§ Stated task
Gather all lines in the entries that include the word "title".
## Begin Records for the task
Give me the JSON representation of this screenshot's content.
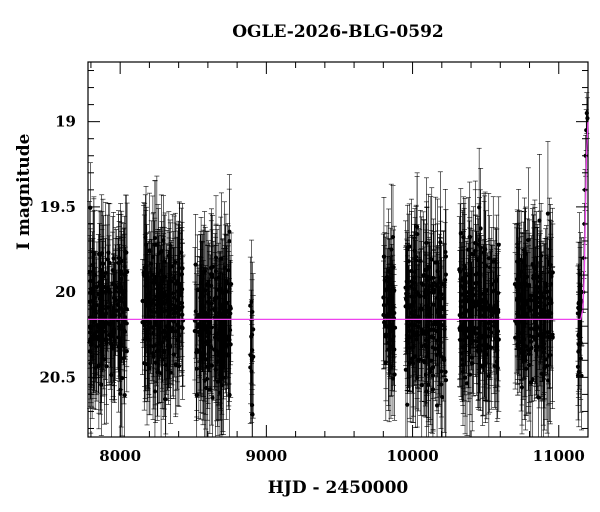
{
  "chart_data": {
    "type": "scatter",
    "title": "OGLE-2026-BLG-0592",
    "xlabel": "HJD - 2450000",
    "ylabel": "I magnitude",
    "xlim": [
      7780,
      11200
    ],
    "ylim": [
      20.85,
      18.65
    ],
    "y_inverted": true,
    "grid": false,
    "x_ticks": [
      8000,
      9000,
      10000,
      11000
    ],
    "x_tick_labels": [
      "8000",
      "9000",
      "10000",
      "11000"
    ],
    "y_ticks": [
      19,
      19.5,
      20,
      20.5
    ],
    "y_tick_labels": [
      "19",
      "19.5",
      "20",
      "20.5"
    ],
    "model_color": "#ee44ee",
    "data_color": "#000000",
    "baseline_mag": 20.16,
    "model": {
      "x": [
        7780,
        11150,
        11165,
        11175,
        11182,
        11190,
        11200
      ],
      "y": [
        20.16,
        20.16,
        20.1,
        19.9,
        19.55,
        19.2,
        19.0
      ]
    },
    "seasons": [
      {
        "start": 7790,
        "end": 8050,
        "mean": 20.13,
        "scatter": 0.36,
        "err": 0.32
      },
      {
        "start": 8150,
        "end": 8430,
        "mean": 20.1,
        "scatter": 0.36,
        "err": 0.33
      },
      {
        "start": 8510,
        "end": 8760,
        "mean": 20.16,
        "scatter": 0.36,
        "err": 0.33
      },
      {
        "start": 8890,
        "end": 8910,
        "mean": 20.3,
        "scatter": 0.36,
        "err": 0.28
      },
      {
        "start": 9800,
        "end": 9880,
        "mean": 20.15,
        "scatter": 0.36,
        "err": 0.3
      },
      {
        "start": 9950,
        "end": 10230,
        "mean": 20.13,
        "scatter": 0.36,
        "err": 0.33
      },
      {
        "start": 10320,
        "end": 10590,
        "mean": 20.12,
        "scatter": 0.36,
        "err": 0.33
      },
      {
        "start": 10700,
        "end": 10960,
        "mean": 20.12,
        "scatter": 0.36,
        "err": 0.33
      },
      {
        "start": 11130,
        "end": 11160,
        "mean": 20.15,
        "scatter": 0.34,
        "err": 0.3
      }
    ],
    "peak_points": {
      "x": [
        11168,
        11172,
        11176,
        11180,
        11184,
        11188,
        11192,
        11196
      ],
      "y": [
        20.0,
        19.8,
        19.6,
        19.4,
        19.2,
        19.05,
        18.95,
        18.98
      ]
    }
  }
}
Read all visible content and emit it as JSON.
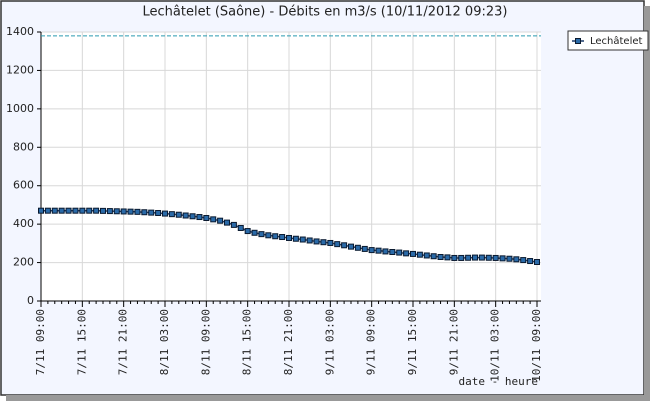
{
  "chart_data": {
    "type": "line",
    "title": "Lechâtelet (Saône) - Débits en m3/s (10/11/2012 09:23)",
    "x_label": "date - heure",
    "categories": [
      "7/11 09:00",
      null,
      null,
      null,
      null,
      null,
      "7/11 15:00",
      null,
      null,
      null,
      null,
      null,
      "7/11 21:00",
      null,
      null,
      null,
      null,
      null,
      "8/11 03:00",
      null,
      null,
      null,
      null,
      null,
      "8/11 09:00",
      null,
      null,
      null,
      null,
      null,
      "8/11 15:00",
      null,
      null,
      null,
      null,
      null,
      "8/11 21:00",
      null,
      null,
      null,
      null,
      null,
      "9/11 03:00",
      null,
      null,
      null,
      null,
      null,
      "9/11 09:00",
      null,
      null,
      null,
      null,
      null,
      "9/11 15:00",
      null,
      null,
      null,
      null,
      null,
      "9/11 21:00",
      null,
      null,
      null,
      null,
      null,
      "10/11 03:00",
      null,
      null,
      null,
      null,
      null,
      "10/11 09:00"
    ],
    "series": [
      {
        "name": "Lechâtelet",
        "color": "#2a6aa8",
        "values": [
          470,
          470,
          470,
          470,
          470,
          470,
          470,
          470,
          470,
          469,
          468,
          467,
          466,
          465,
          464,
          462,
          460,
          458,
          455,
          452,
          449,
          445,
          441,
          437,
          432,
          425,
          418,
          408,
          396,
          380,
          364,
          355,
          348,
          342,
          337,
          333,
          328,
          324,
          320,
          315,
          310,
          306,
          302,
          296,
          290,
          283,
          277,
          271,
          265,
          262,
          258,
          255,
          252,
          248,
          245,
          241,
          237,
          233,
          229,
          227,
          224,
          224,
          225,
          226,
          226,
          225,
          224,
          222,
          220,
          217,
          213,
          208,
          203
        ]
      }
    ],
    "reference_line": 1380,
    "ylim": [
      0,
      1400
    ],
    "yticks": [
      0,
      200,
      400,
      600,
      800,
      1000,
      1200,
      1400
    ],
    "grid": true,
    "legend": "right"
  }
}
## End Records for the task
§ Written answer
    "title": "OGLE-2026-BLG-0592",
    "title": "Lechâtelet (Saône) - Débits en m3/s (10/11/2012 09:23)",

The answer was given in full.